··· EXERCISE DATA
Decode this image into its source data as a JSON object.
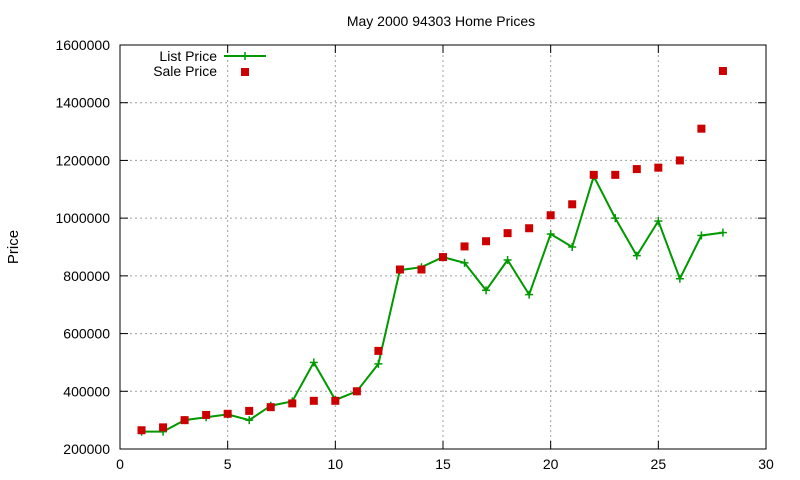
{
  "chart_data": {
    "type": "line",
    "title": "May 2000 94303 Home Prices",
    "xlabel": "",
    "ylabel": "Price",
    "xlim": [
      0,
      30
    ],
    "ylim": [
      200000,
      1600000
    ],
    "xticks": [
      0,
      5,
      10,
      15,
      20,
      25,
      30
    ],
    "yticks": [
      200000,
      400000,
      600000,
      800000,
      1000000,
      1200000,
      1400000,
      1600000
    ],
    "grid": true,
    "legend_position": "top-left",
    "series": [
      {
        "name": "List Price",
        "style": "line-plus",
        "color": "#009900",
        "x": [
          1,
          2,
          3,
          4,
          5,
          6,
          7,
          8,
          9,
          10,
          11,
          12,
          13,
          14,
          15,
          16,
          17,
          18,
          19,
          20,
          21,
          22,
          23,
          24,
          25,
          26,
          27,
          28
        ],
        "y": [
          260000,
          260000,
          300000,
          310000,
          320000,
          300000,
          350000,
          365000,
          500000,
          370000,
          400000,
          495000,
          820000,
          830000,
          865000,
          845000,
          750000,
          855000,
          735000,
          945000,
          900000,
          1145000,
          1000000,
          870000,
          990000,
          790000,
          940000,
          950000
        ]
      },
      {
        "name": "Sale Price",
        "style": "points-square",
        "color": "#cc0000",
        "x": [
          1,
          2,
          3,
          4,
          5,
          6,
          7,
          8,
          9,
          10,
          11,
          12,
          13,
          14,
          15,
          16,
          17,
          18,
          19,
          20,
          21,
          22,
          23,
          24,
          25,
          26,
          27,
          28
        ],
        "y": [
          265000,
          275000,
          300000,
          318000,
          322000,
          332000,
          345000,
          358000,
          367000,
          367000,
          400000,
          540000,
          822000,
          822000,
          865000,
          902000,
          920000,
          948000,
          965000,
          1010000,
          1048000,
          1150000,
          1150000,
          1170000,
          1175000,
          1200000,
          1310000,
          1510000
        ]
      }
    ]
  }
}
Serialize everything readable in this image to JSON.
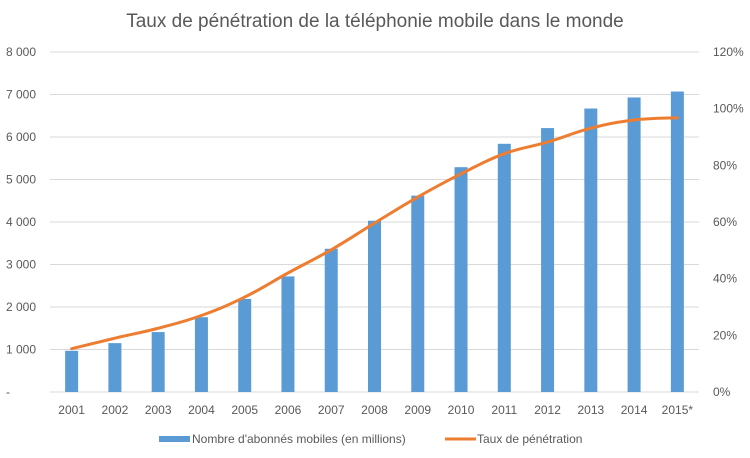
{
  "chart_data": {
    "type": "bar",
    "title": "Taux de pénétration de la téléphonie mobile dans le monde",
    "categories": [
      "2001",
      "2002",
      "2003",
      "2004",
      "2005",
      "2006",
      "2007",
      "2008",
      "2009",
      "2010",
      "2011",
      "2012",
      "2013",
      "2014",
      "2015*"
    ],
    "series": [
      {
        "name": "Nombre d'abonnés mobiles (en millions)",
        "type": "bar",
        "axis": "left",
        "color": "#5B9BD5",
        "values": [
          970,
          1150,
          1410,
          1760,
          2190,
          2720,
          3370,
          4030,
          4620,
          5290,
          5840,
          6210,
          6670,
          6930,
          7070
        ]
      },
      {
        "name": "Taux de pénétration",
        "type": "line",
        "axis": "right",
        "color": "#ED7D31",
        "values": [
          15.3,
          19.0,
          22.5,
          27.0,
          33.5,
          42.0,
          50.2,
          59.6,
          68.8,
          77.0,
          84.1,
          88.2,
          93.1,
          96.0,
          96.8
        ]
      }
    ],
    "y_left": {
      "label": "",
      "range": [
        0,
        8000
      ],
      "ticks": [
        0,
        1000,
        2000,
        3000,
        4000,
        5000,
        6000,
        7000,
        8000
      ],
      "tick_labels": [
        "-",
        "1 000",
        "2 000",
        "3 000",
        "4 000",
        "5 000",
        "6 000",
        "7 000",
        "8 000"
      ]
    },
    "y_right": {
      "label": "",
      "range": [
        0,
        120
      ],
      "ticks": [
        0,
        20,
        40,
        60,
        80,
        100,
        120
      ],
      "tick_labels": [
        "0%",
        "20%",
        "40%",
        "60%",
        "80%",
        "100%",
        "120%"
      ]
    },
    "xlabel": "",
    "grid": true,
    "gridline_color": "#D9D9D9",
    "legend_position": "bottom"
  }
}
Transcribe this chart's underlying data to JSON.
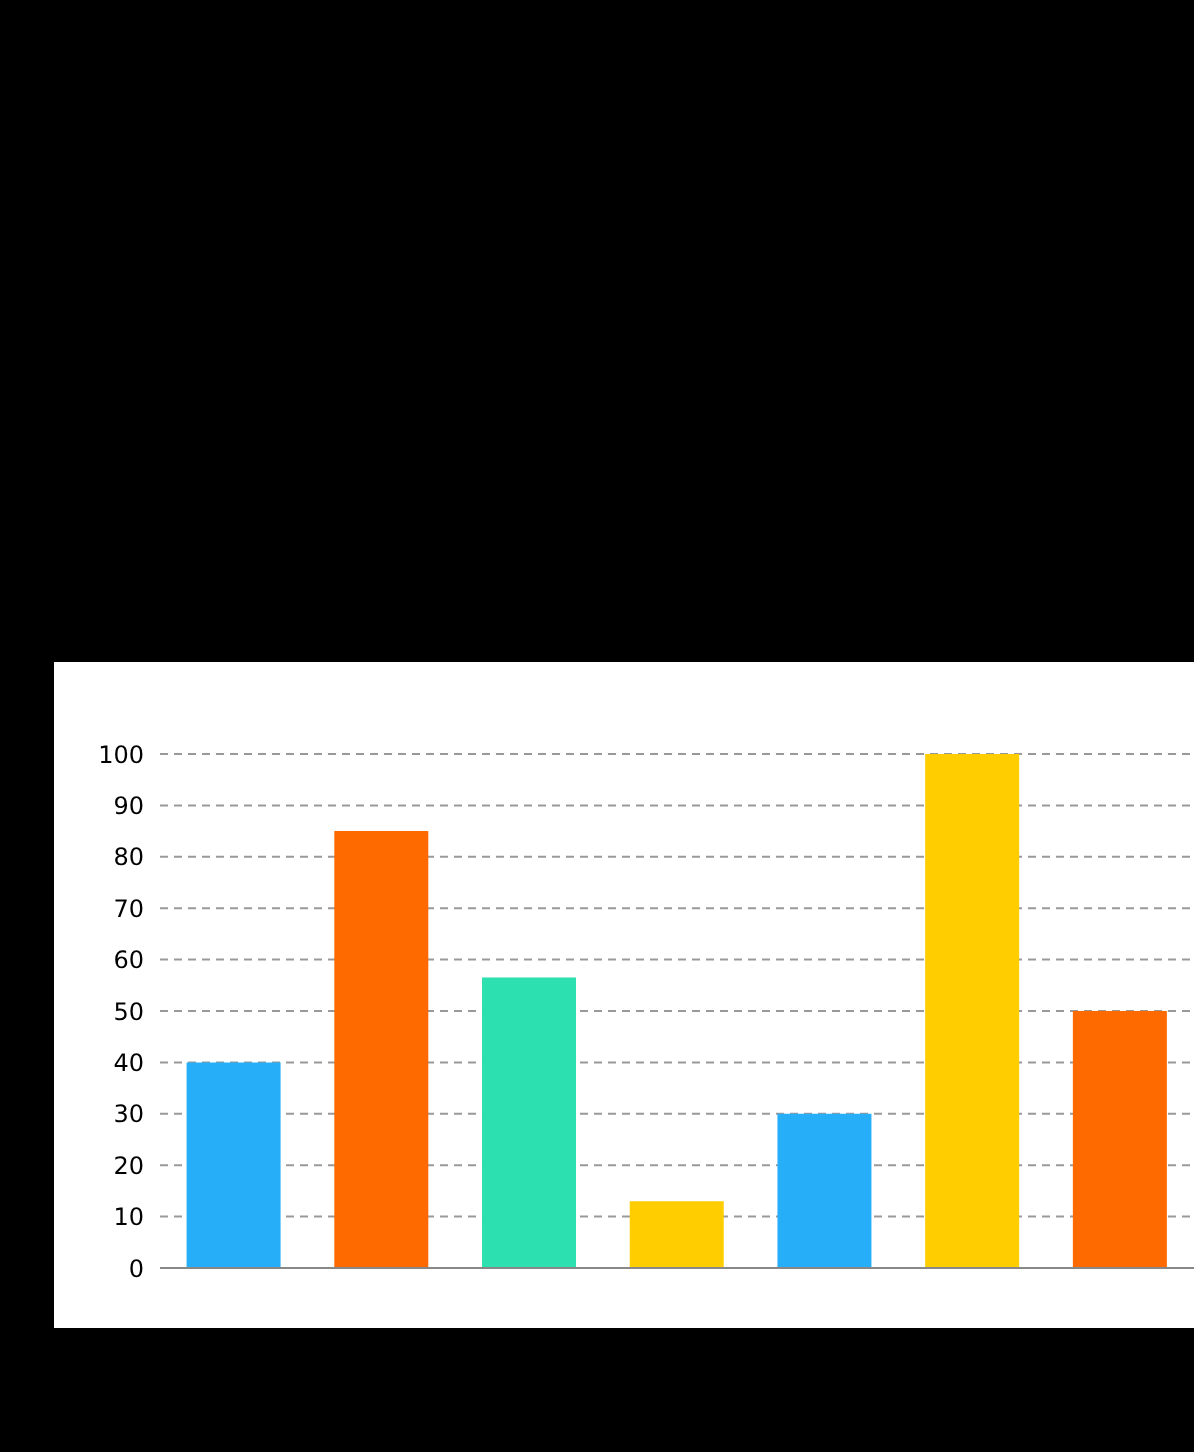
{
  "chart_data": {
    "type": "bar",
    "categories": [
      null,
      null,
      null,
      null,
      null,
      null,
      null
    ],
    "values": [
      40,
      85,
      56.5,
      13,
      30,
      100,
      50
    ],
    "colors": [
      "#27aef9",
      "#ff6a00",
      "#2de0af",
      "#ffcd00",
      "#27aef9",
      "#ffcd00",
      "#ff6a00"
    ],
    "ylim": [
      0,
      100
    ],
    "yticks": [
      0,
      10,
      20,
      30,
      40,
      50,
      60,
      70,
      80,
      90,
      100
    ],
    "grid": "y",
    "tick_labels": "y"
  }
}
······
EXERCISE PROMPT
Transcribe all the records above word for word, without their images.

PROBLEM SOLUTION
Decode this image into its source data as a JSON object.
{
  "chart_data": {
    "type": "line",
    "title": "May 2000 94303 Home Prices",
    "xlabel": "",
    "ylabel": "Price",
    "xlim": [
      0,
      30
    ],
    "ylim": [
      200000,
      1600000
    ],
    "xticks": [
      0,
      5,
      10,
      15,
      20,
      25,
      30
    ],
    "yticks": [
      200000,
      400000,
      600000,
      800000,
      1000000,
      1200000,
      1400000,
      1600000
    ],
    "grid": true,
    "legend_position": "top-left",
    "series": [
      {
        "name": "List Price",
        "style": "line-plus",
        "color": "#009900",
        "x": [
          1,
          2,
          3,
          4,
          5,
          6,
          7,
          8,
          9,
          10,
          11,
          12,
          13,
          14,
          15,
          16,
          17,
          18,
          19,
          20,
          21,
          22,
          23,
          24,
          25,
          26,
          27,
          28
        ],
        "y": [
          260000,
          260000,
          300000,
          310000,
          320000,
          300000,
          350000,
          365000,
          500000,
          370000,
          400000,
          495000,
          820000,
          830000,
          865000,
          845000,
          750000,
          855000,
          735000,
          945000,
          900000,
          1145000,
          1000000,
          870000,
          990000,
          790000,
          940000,
          950000
        ]
      },
      {
        "name": "Sale Price",
        "style": "points-square",
        "color": "#cc0000",
        "x": [
          1,
          2,
          3,
          4,
          5,
          6,
          7,
          8,
          9,
          10,
          11,
          12,
          13,
          14,
          15,
          16,
          17,
          18,
          19,
          20,
          21,
          22,
          23,
          24,
          25,
          26,
          27,
          28
        ],
        "y": [
          265000,
          275000,
          300000,
          318000,
          322000,
          332000,
          345000,
          358000,
          367000,
          367000,
          400000,
          540000,
          822000,
          822000,
          865000,
          902000,
          920000,
          948000,
          965000,
          1010000,
          1048000,
          1150000,
          1150000,
          1170000,
          1175000,
          1200000,
          1310000,
          1510000
        ]
      }
    ]
  }
}
Serialize everything readable in this image to JSON.
{
  "chart_data": {
    "type": "bar",
    "title": "Taux de pénétration de la téléphonie mobile dans le monde",
    "categories": [
      "2001",
      "2002",
      "2003",
      "2004",
      "2005",
      "2006",
      "2007",
      "2008",
      "2009",
      "2010",
      "2011",
      "2012",
      "2013",
      "2014",
      "2015*"
    ],
    "series": [
      {
        "name": "Nombre d'abonnés mobiles (en millions)",
        "type": "bar",
        "axis": "left",
        "color": "#5B9BD5",
        "values": [
          970,
          1150,
          1410,
          1760,
          2190,
          2720,
          3370,
          4030,
          4620,
          5290,
          5840,
          6210,
          6670,
          6930,
          7070
        ]
      },
      {
        "name": "Taux de pénétration",
        "type": "line",
        "axis": "right",
        "color": "#ED7D31",
        "values": [
          15.3,
          19.0,
          22.5,
          27.0,
          33.5,
          42.0,
          50.2,
          59.6,
          68.8,
          77.0,
          84.1,
          88.2,
          93.1,
          96.0,
          96.8
        ]
      }
    ],
    "y_left": {
      "label": "",
      "range": [
        0,
        8000
      ],
      "ticks": [
        0,
        1000,
        2000,
        3000,
        4000,
        5000,
        6000,
        7000,
        8000
      ],
      "tick_labels": [
        "-",
        "1 000",
        "2 000",
        "3 000",
        "4 000",
        "5 000",
        "6 000",
        "7 000",
        "8 000"
      ]
    },
    "y_right": {
      "label": "",
      "range": [
        0,
        120
      ],
      "ticks": [
        0,
        20,
        40,
        60,
        80,
        100,
        120
      ],
      "tick_labels": [
        "0%",
        "20%",
        "40%",
        "60%",
        "80%",
        "100%",
        "120%"
      ]
    },
    "xlabel": "",
    "grid": true,
    "gridline_color": "#D9D9D9",
    "legend_position": "bottom"
  }
}
Transcribe this chart's underlying data to JSON.
{
  "chart_data": {
    "type": "bar",
    "categories": [
      null,
      null,
      null,
      null,
      null,
      null,
      null
    ],
    "values": [
      40,
      85,
      56.5,
      13,
      30,
      100,
      50
    ],
    "colors": [
      "#27aef9",
      "#ff6a00",
      "#2de0af",
      "#ffcd00",
      "#27aef9",
      "#ffcd00",
      "#ff6a00"
    ],
    "ylim": [
      0,
      100
    ],
    "yticks": [
      0,
      10,
      20,
      30,
      40,
      50,
      60,
      70,
      80,
      90,
      100
    ],
    "grid": "y",
    "tick_labels": "y"
  }
}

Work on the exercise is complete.